### Exercise prompt:
Reproduce the data below in full and exclude every picture.

### Input records:

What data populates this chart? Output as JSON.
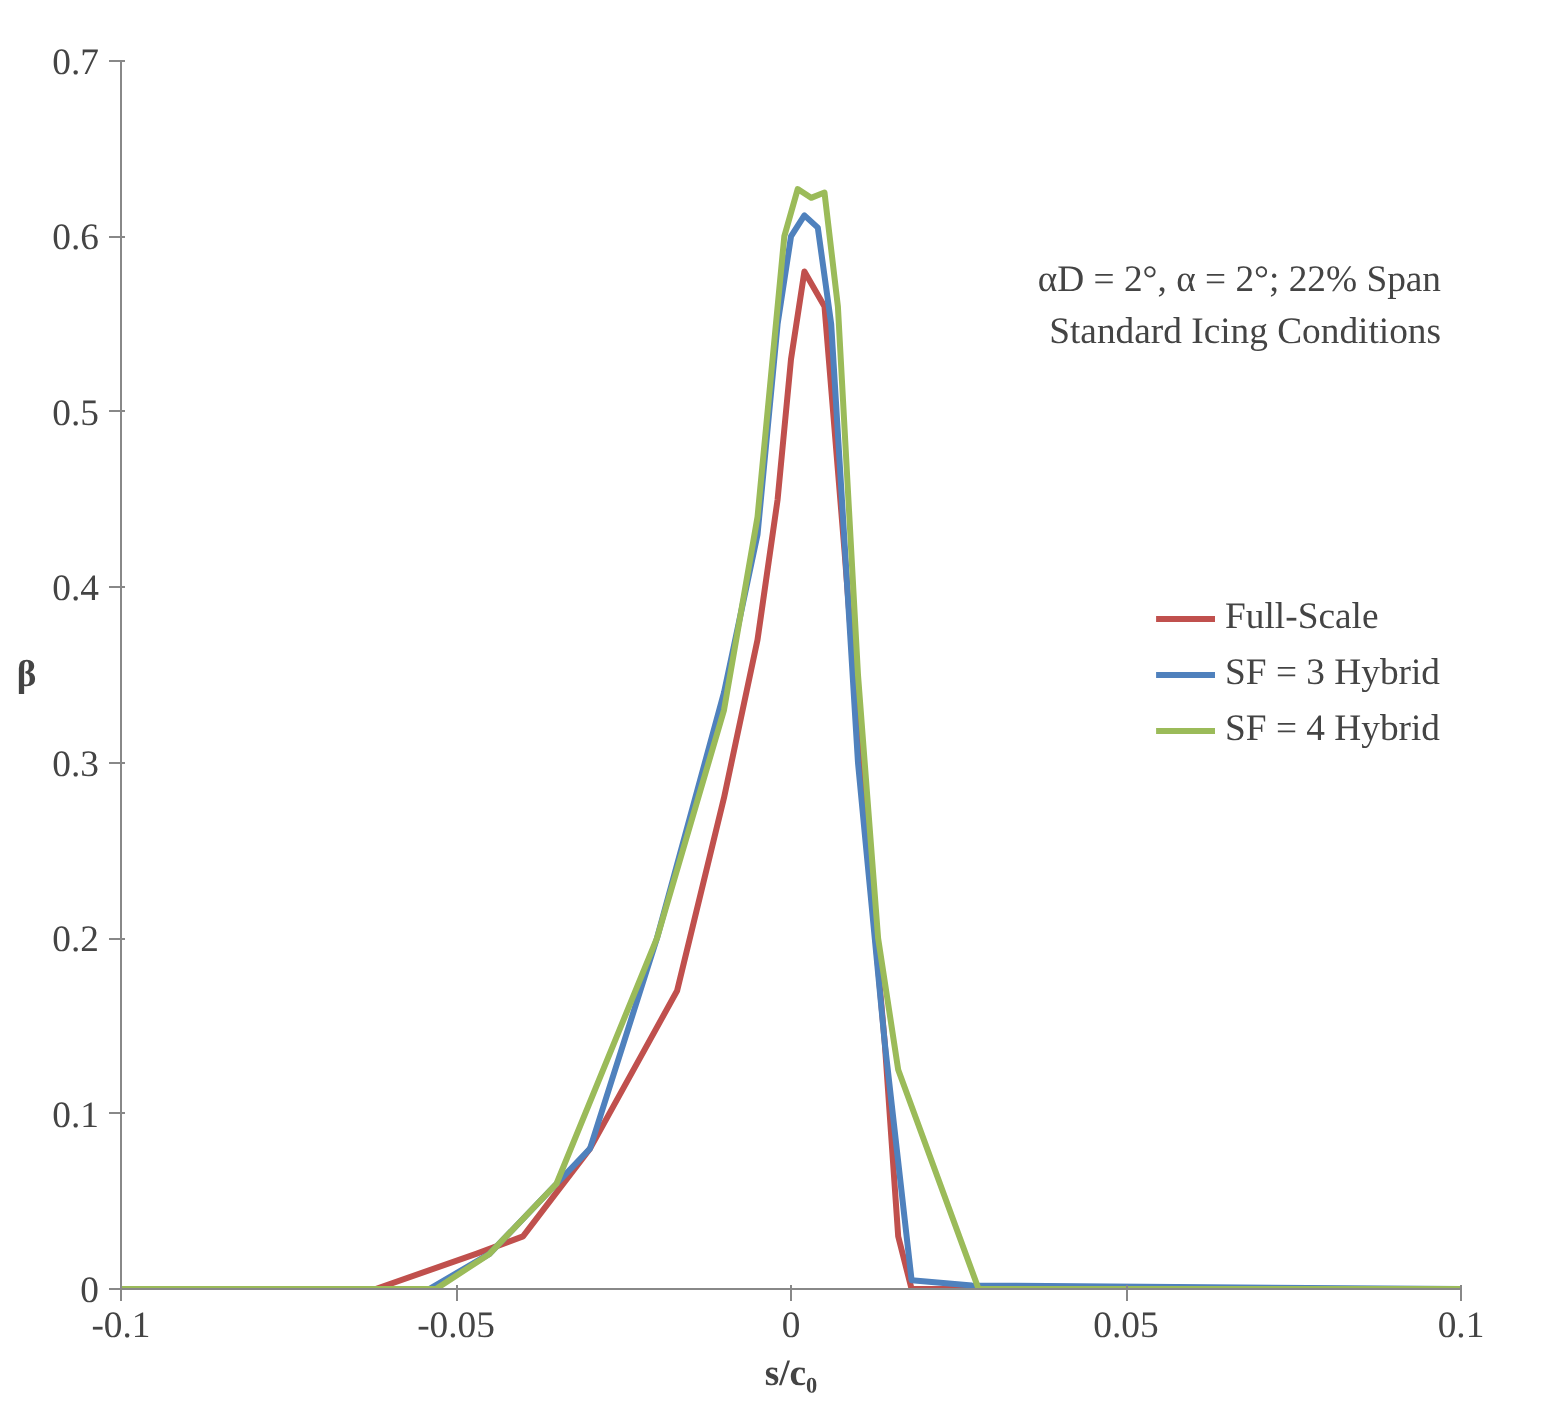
{
  "chart_data": {
    "type": "line",
    "xlabel": "s/c₀",
    "ylabel": "β",
    "xlim": [
      -0.1,
      0.1
    ],
    "ylim": [
      0,
      0.7
    ],
    "xticks": [
      -0.1,
      -0.05,
      0,
      0.05,
      0.1
    ],
    "yticks": [
      0,
      0.1,
      0.2,
      0.3,
      0.4,
      0.5,
      0.6,
      0.7
    ],
    "grid": false,
    "legend": "right",
    "marker": "none",
    "line_style": "solid",
    "annotations": [
      "αD = 2°, α = 2°; 22% Span",
      "Standard Icing Conditions"
    ],
    "series": [
      {
        "name": "Full-Scale",
        "color": "#c0504d",
        "x": [
          -0.1,
          -0.062,
          -0.047,
          -0.04,
          -0.03,
          -0.017,
          -0.01,
          -0.005,
          -0.002,
          0,
          0.002,
          0.005,
          0.008,
          0.011,
          0.014,
          0.016,
          0.018,
          0.1
        ],
        "values": [
          0,
          0,
          0.02,
          0.03,
          0.08,
          0.17,
          0.28,
          0.37,
          0.45,
          0.53,
          0.58,
          0.56,
          0.42,
          0.27,
          0.14,
          0.03,
          0,
          0
        ]
      },
      {
        "name": "SF = 3 Hybrid",
        "color": "#4f81bd",
        "x": [
          -0.1,
          -0.054,
          -0.045,
          -0.035,
          -0.03,
          -0.02,
          -0.01,
          -0.005,
          -0.002,
          0,
          0.002,
          0.004,
          0.006,
          0.01,
          0.014,
          0.018,
          0.027,
          0.1
        ],
        "values": [
          0,
          0,
          0.02,
          0.06,
          0.08,
          0.2,
          0.34,
          0.43,
          0.55,
          0.6,
          0.612,
          0.605,
          0.55,
          0.3,
          0.14,
          0.005,
          0.002,
          0
        ]
      },
      {
        "name": "SF = 4 Hybrid",
        "color": "#9bbb59",
        "x": [
          -0.1,
          -0.053,
          -0.045,
          -0.035,
          -0.02,
          -0.01,
          -0.005,
          -0.003,
          -0.001,
          0.001,
          0.003,
          0.005,
          0.007,
          0.01,
          0.013,
          0.016,
          0.028,
          0.1
        ],
        "values": [
          0,
          0,
          0.02,
          0.06,
          0.2,
          0.33,
          0.44,
          0.52,
          0.6,
          0.627,
          0.622,
          0.625,
          0.56,
          0.35,
          0.2,
          0.125,
          0,
          0
        ]
      }
    ]
  }
}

### The reply:
What data populates this chart? Output as JSON.
{
  "chart_data": {
    "type": "line",
    "xlabel": "s/c₀",
    "ylabel": "β",
    "xlim": [
      -0.1,
      0.1
    ],
    "ylim": [
      0,
      0.7
    ],
    "xticks": [
      -0.1,
      -0.05,
      0,
      0.05,
      0.1
    ],
    "yticks": [
      0,
      0.1,
      0.2,
      0.3,
      0.4,
      0.5,
      0.6,
      0.7
    ],
    "grid": false,
    "legend": "right",
    "marker": "none",
    "line_style": "solid",
    "annotations": [
      "αD = 2°, α = 2°; 22% Span",
      "Standard Icing Conditions"
    ],
    "series": [
      {
        "name": "Full-Scale",
        "color": "#c0504d",
        "x": [
          -0.1,
          -0.062,
          -0.047,
          -0.04,
          -0.03,
          -0.017,
          -0.01,
          -0.005,
          -0.002,
          0,
          0.002,
          0.005,
          0.008,
          0.011,
          0.014,
          0.016,
          0.018,
          0.1
        ],
        "values": [
          0,
          0,
          0.02,
          0.03,
          0.08,
          0.17,
          0.28,
          0.37,
          0.45,
          0.53,
          0.58,
          0.56,
          0.42,
          0.27,
          0.14,
          0.03,
          0,
          0
        ]
      },
      {
        "name": "SF = 3 Hybrid",
        "color": "#4f81bd",
        "x": [
          -0.1,
          -0.054,
          -0.045,
          -0.035,
          -0.03,
          -0.02,
          -0.01,
          -0.005,
          -0.002,
          0,
          0.002,
          0.004,
          0.006,
          0.01,
          0.014,
          0.018,
          0.027,
          0.1
        ],
        "values": [
          0,
          0,
          0.02,
          0.06,
          0.08,
          0.2,
          0.34,
          0.43,
          0.55,
          0.6,
          0.612,
          0.605,
          0.55,
          0.3,
          0.14,
          0.005,
          0.002,
          0
        ]
      },
      {
        "name": "SF = 4 Hybrid",
        "color": "#9bbb59",
        "x": [
          -0.1,
          -0.053,
          -0.045,
          -0.035,
          -0.02,
          -0.01,
          -0.005,
          -0.003,
          -0.001,
          0.001,
          0.003,
          0.005,
          0.007,
          0.01,
          0.013,
          0.016,
          0.028,
          0.1
        ],
        "values": [
          0,
          0,
          0.02,
          0.06,
          0.2,
          0.33,
          0.44,
          0.52,
          0.6,
          0.627,
          0.622,
          0.625,
          0.56,
          0.35,
          0.2,
          0.125,
          0,
          0
        ]
      }
    ]
  }
}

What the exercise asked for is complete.